INPUT FOR THIS TASK:
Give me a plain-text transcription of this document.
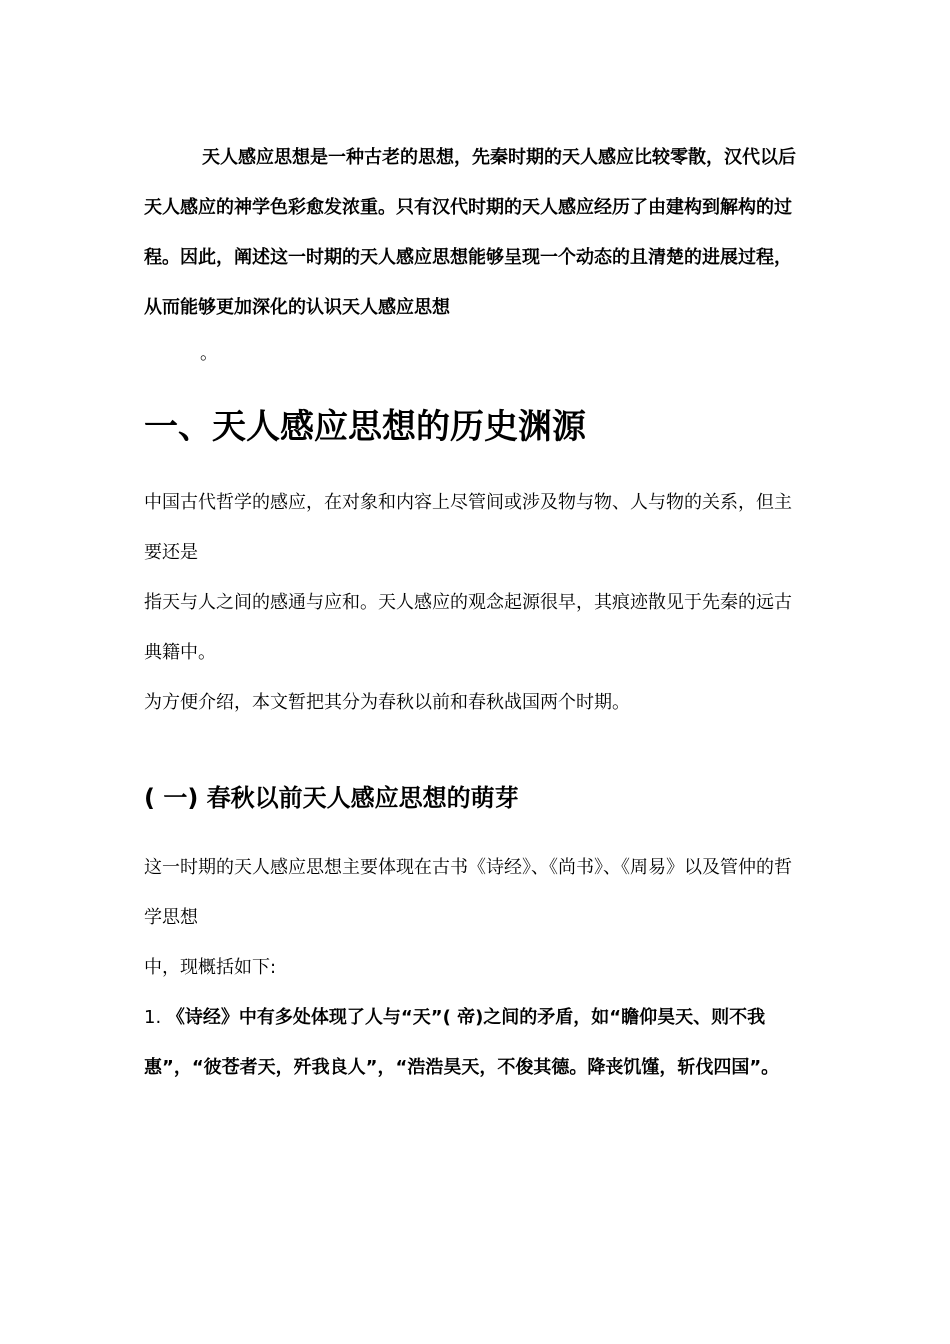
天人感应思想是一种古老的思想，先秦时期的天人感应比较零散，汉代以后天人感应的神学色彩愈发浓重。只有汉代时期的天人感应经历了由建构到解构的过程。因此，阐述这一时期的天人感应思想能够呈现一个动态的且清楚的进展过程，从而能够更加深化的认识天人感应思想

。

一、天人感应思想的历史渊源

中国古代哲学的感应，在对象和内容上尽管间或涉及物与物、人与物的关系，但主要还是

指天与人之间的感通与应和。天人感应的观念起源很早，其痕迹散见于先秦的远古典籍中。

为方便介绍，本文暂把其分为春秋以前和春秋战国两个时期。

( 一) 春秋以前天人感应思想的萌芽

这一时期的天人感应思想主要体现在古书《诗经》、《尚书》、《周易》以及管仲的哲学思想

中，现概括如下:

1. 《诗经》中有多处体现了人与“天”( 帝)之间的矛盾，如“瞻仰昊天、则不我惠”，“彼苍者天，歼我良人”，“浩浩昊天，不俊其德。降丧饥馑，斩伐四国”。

TASK TO COMPLETE:
Reproduce the entries above without change, omitting all pictures.

EXPECTED ANSWER:
Give me a plain-text transcription of this document.
天人感应思想是一种古老的思想，先秦时期的天人感应比较零散，汉代以后天人感应的神学色彩愈发浓重。只有汉代时期的天人感应经历了由建构到解构的过程。因此，阐述这一时期的天人感应思想能够呈现一个动态的且清楚的进展过程，从而能够更加深化的认识天人感应思想

。

一、天人感应思想的历史渊源

中国古代哲学的感应，在对象和内容上尽管间或涉及物与物、人与物的关系，但主要还是

指天与人之间的感通与应和。天人感应的观念起源很早，其痕迹散见于先秦的远古典籍中。

为方便介绍，本文暂把其分为春秋以前和春秋战国两个时期。

( 一) 春秋以前天人感应思想的萌芽

这一时期的天人感应思想主要体现在古书《诗经》、《尚书》、《周易》以及管仲的哲学思想

中，现概括如下:

1. 《诗经》中有多处体现了人与“天”( 帝)之间的矛盾，如“瞻仰昊天、则不我惠”，“彼苍者天，歼我良人”，“浩浩昊天，不俊其德。降丧饥馑，斩伐四国”。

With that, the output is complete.